Why am I a target in my own home?

2nd April 2004, 1:00am

Share

Why am I a target in my own home?

https://www.tes.com/magazine/archive/why-am-i-target-my-own-home
Live in your school’s catchment area at your peril, says a secondary teacher under siege from teenage thugs. She describes the consequences of ignoring this basic rule

When I took up my first teaching post, my second-in-department gave me some sound advice. I was thinking of finding a house near the school; I don’t drive and I thought it would make things easier. Bad idea. She painted a few scenarios for me. Did I want my Year 8 pupils to see me having a row with my boyfriend in Sainsbury’s on a Saturday morning? Did I want to be trying to get served at a bar on a Friday night, only to be queue-jumped by my Year 11? Did I want them to see me with a Sunday morning hangover? I got the picture, and I lived as far outside the catchment area as public transport and an NQT salary would allow.

Two years later, I moved back to the fine city that is Charles Clarke’s constituency and the school where I had done my first teaching practice. A safe seat, a safe school, a safe city without the violent crime rates, the gun crime and the gang crime of the inner city. A year into my new job I move. I find my dream house: a bedroom for each of us, big garden and - every single parent’s fantasy - a dishwasher. I’m sold, and forget rule number one: never live in catchment.

It’s Friday night. I’m knackered. My own kids are at their dad’s. It’s time to stretch out on the sofa with a good book. Outside: footsteps, laughter and a knock at the door. Not a friendly knock. This isn’t someone I know.

But they know me, they know where I live, and they’re banging on the door.

I’m shaking. More laughter, fading now. I go upstairs to check from my bedroom window. The street’s empty. I unlock the front door and, as I push the handle down to open it, the empty lager bottle on the other side slides off, smashing loudly on the doorstep. It’s starting again.

◆ **What is asked**
1 > What basic rule does the author of the article on living in a school's catchment area forget when buying the new house?
2 > Rewrite the passage of the article starting at "But they know" and ending at "It’s starting again.", swapping "lager" for "wine".

◆ **Data provided**

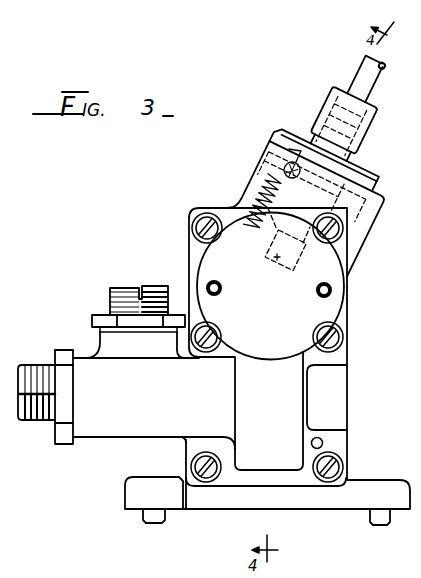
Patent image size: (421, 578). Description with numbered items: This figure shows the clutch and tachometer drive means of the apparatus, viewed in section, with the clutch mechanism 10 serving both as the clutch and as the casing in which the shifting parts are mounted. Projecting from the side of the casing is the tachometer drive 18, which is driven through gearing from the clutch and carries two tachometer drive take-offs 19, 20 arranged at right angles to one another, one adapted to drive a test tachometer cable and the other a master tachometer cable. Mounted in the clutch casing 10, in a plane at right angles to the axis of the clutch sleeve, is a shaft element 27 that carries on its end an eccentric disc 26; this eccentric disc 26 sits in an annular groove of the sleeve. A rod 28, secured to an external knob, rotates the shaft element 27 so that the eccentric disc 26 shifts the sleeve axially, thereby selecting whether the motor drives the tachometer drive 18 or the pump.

◆ **Solutions per task**
1 > Never live in catchment.

2 >
But they know me, they know where I live, and they’re banging on the door.

I’m shaking. More laughter, fading now. I go upstairs to check from my bedroom window. The street’s empty. I unlock the front door and, as I push the handle down to open it, the empty wine bottle on the other side slides off, smashing loudly on the doorstep. It’s starting again.